**WHAT YOU WILL DO**
Scan the records and identify every line in which the string "name" occurs, then return those lines.

★ ★ ★ ★ ★ ★ ★

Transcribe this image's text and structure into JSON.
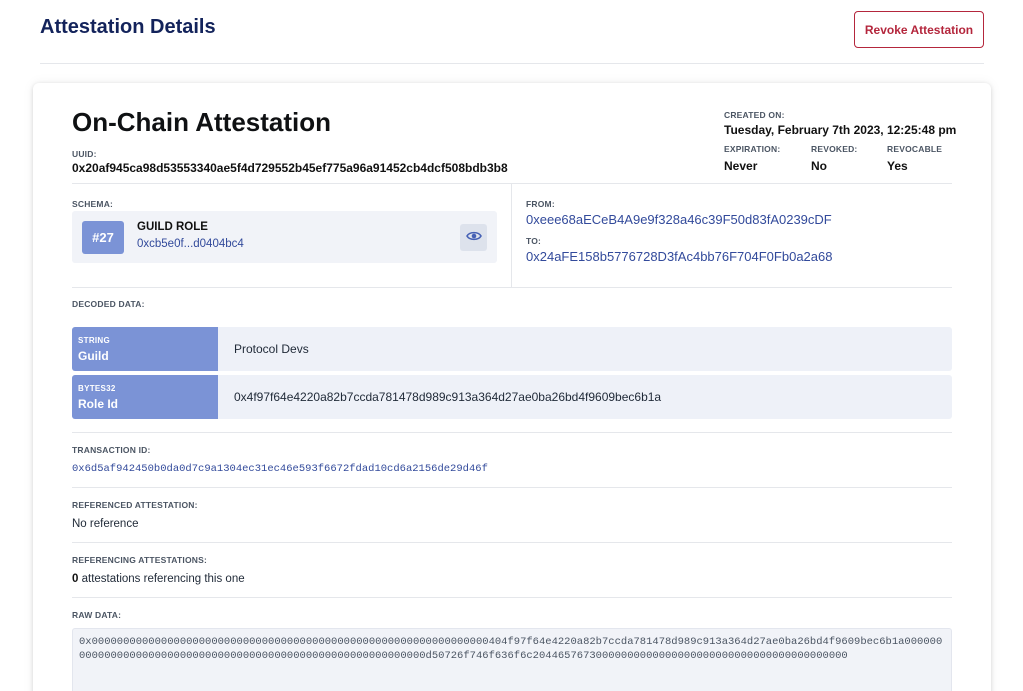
{
  "header": {
    "title": "Attestation Details",
    "revoke_label": "Revoke Attestation"
  },
  "attestation": {
    "title": "On-Chain Attestation",
    "uuid_label": "UUID:",
    "uuid": "0x20af945ca98d53553340ae5f4d729552b45ef775a96a91452cb4dcf508bdb3b8",
    "created_label": "CREATED ON:",
    "created": "Tuesday, February 7th 2023, 12:25:48 pm",
    "expiration_label": "EXPIRATION:",
    "expiration": "Never",
    "revoked_label": "REVOKED:",
    "revoked": "No",
    "revocable_label": "REVOCABLE",
    "revocable": "Yes"
  },
  "schema": {
    "label": "SCHEMA:",
    "number": "#27",
    "name": "GUILD ROLE",
    "uid_short": "0xcb5e0f...d0404bc4",
    "view_icon": "eye-icon"
  },
  "parties": {
    "from_label": "FROM:",
    "from": "0xeee68aECeB4A9e9f328a46c39F50d83fA0239cDF",
    "to_label": "TO:",
    "to": "0x24aFE158b5776728D3fAc4bb76F704F0Fb0a2a68"
  },
  "decoded": {
    "label": "DECODED DATA:",
    "rows": [
      {
        "type": "STRING",
        "name": "Guild",
        "value": "Protocol Devs"
      },
      {
        "type": "BYTES32",
        "name": "Role Id",
        "value": "0x4f97f64e4220a82b7ccda781478d989c913a364d27ae0ba26bd4f9609bec6b1a"
      }
    ]
  },
  "transaction": {
    "label": "TRANSACTION ID:",
    "id": "0x6d5af942450b0da0d7c9a1304ec31ec46e593f6672fdad10cd6a2156de29d46f"
  },
  "referenced": {
    "label": "REFERENCED ATTESTATION:",
    "value": "No reference"
  },
  "referencing": {
    "label": "REFERENCING ATTESTATIONS:",
    "count": "0",
    "suffix": " attestations referencing this one"
  },
  "raw": {
    "label": "RAW DATA:",
    "value": "0x000000000000000000000000000000000000000000000000000000000000000404f97f64e4220a82b7ccda781478d989c913a364d27ae0ba26bd4f9609bec6b1a0000000000000000000000000000000000000000000000000000000000000d50726f746f636f6c20446576730000000000000000000000000000000000000000"
  },
  "colors": {
    "accent": "#7b93d6",
    "link": "#324a9b",
    "danger": "#b4263c",
    "title": "#13235b"
  }
}
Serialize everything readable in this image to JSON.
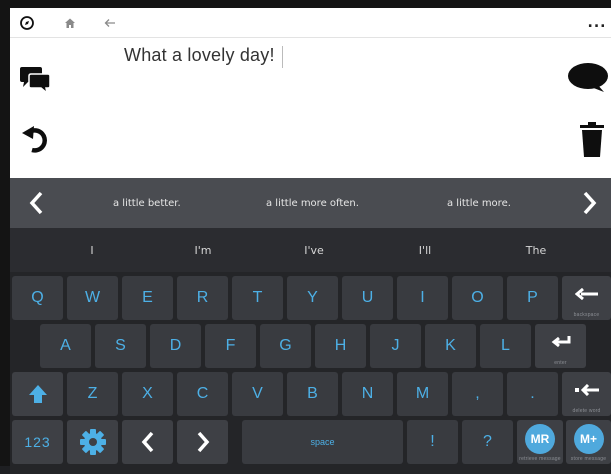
{
  "topbar": {
    "icons": [
      "compass-icon",
      "home-icon",
      "back-arrow-icon",
      "more-icon"
    ],
    "more_label": "..."
  },
  "compose": {
    "message": "What a lovely day!"
  },
  "predictions": {
    "phrases": [
      "a little better.",
      "a little more often.",
      "a little more."
    ]
  },
  "word_suggestions": [
    "I",
    "I'm",
    "I've",
    "I'll",
    "The"
  ],
  "keyboard": {
    "row1": [
      "Q",
      "W",
      "E",
      "R",
      "T",
      "Y",
      "U",
      "I",
      "O",
      "P"
    ],
    "row2": [
      "A",
      "S",
      "D",
      "F",
      "G",
      "H",
      "J",
      "K",
      "L"
    ],
    "row3": [
      "Z",
      "X",
      "C",
      "V",
      "B",
      "N",
      "M",
      ",",
      "."
    ],
    "backspace_label": "backspace",
    "enter_label": "enter",
    "delete_word_label": "delete word",
    "numbers_label": "123",
    "space_label": "space",
    "exclaim_label": "!",
    "question_label": "?",
    "mr_label": "MR",
    "mr_sub": "retrieve message",
    "mplus_label": "M+",
    "mplus_sub": "store message"
  },
  "colors": {
    "accent": "#4db0e6",
    "key_bg": "#393b40",
    "prediction_bar": "#4a4c51"
  }
}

★ ★ ★ ★ ★ ★ ★

**RESPONSE FOR THIS EXERCISE**
    "name": "GUILD ROLE",
        "name": "Guild",
        "name": "Role Id",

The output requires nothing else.